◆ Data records
+++

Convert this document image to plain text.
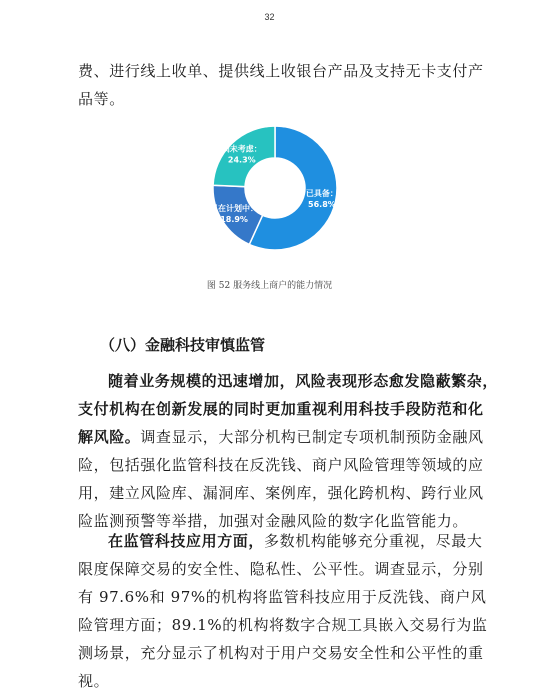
32

费、进行线上收单、提供线上收银台产品及支持无卡支付产品等。

已具备：
56.8%
已在计划中：
18.9%
尚未考虑：
24.3%
图 52 服务线上商户的能力情况
（八）金融科技审慎监管

随着业务规模的迅速增加，风险表现形态愈发隐蔽繁杂，支付机构在创新发展的同时更加重视利用科技手段防范和化解风险。调查显示，大部分机构已制定专项机制预防金融风险，包括强化监管科技在反洗钱、商户风险管理等领域的应用，建立风险库、漏洞库、案例库，强化跨机构、跨行业风险监测预警等举措，加强对金融风险的数字化监管能力。

在监管科技应用方面，多数机构能够充分重视，尽最大限度保障交易的安全性、隐私性、公平性。调查显示，分别有 97.6%和 97%的机构将监管科技应用于反洗钱、商户风险管理方面；89.1%的机构将数字合规工具嵌入交易行为监测场景，充分显示了机构对于用户交易安全性和公平性的重视。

+++

◆ What you are asked to do
Give back the entries verbatim. Do not include any picture.

◆ Result of the task
Convert this document image to plain text.
32

费、进行线上收单、提供线上收银台产品及支持无卡支付产品等。

已具备：
56.8%
已在计划中：
18.9%
尚未考虑：
24.3%
图 52 服务线上商户的能力情况
（八）金融科技审慎监管

随着业务规模的迅速增加，风险表现形态愈发隐蔽繁杂，支付机构在创新发展的同时更加重视利用科技手段防范和化解风险。调查显示，大部分机构已制定专项机制预防金融风险，包括强化监管科技在反洗钱、商户风险管理等领域的应用，建立风险库、漏洞库、案例库，强化跨机构、跨行业风险监测预警等举措，加强对金融风险的数字化监管能力。

在监管科技应用方面，多数机构能够充分重视，尽最大限度保障交易的安全性、隐私性、公平性。调查显示，分别有 97.6%和 97%的机构将监管科技应用于反洗钱、商户风险管理方面；89.1%的机构将数字合规工具嵌入交易行为监测场景，充分显示了机构对于用户交易安全性和公平性的重视。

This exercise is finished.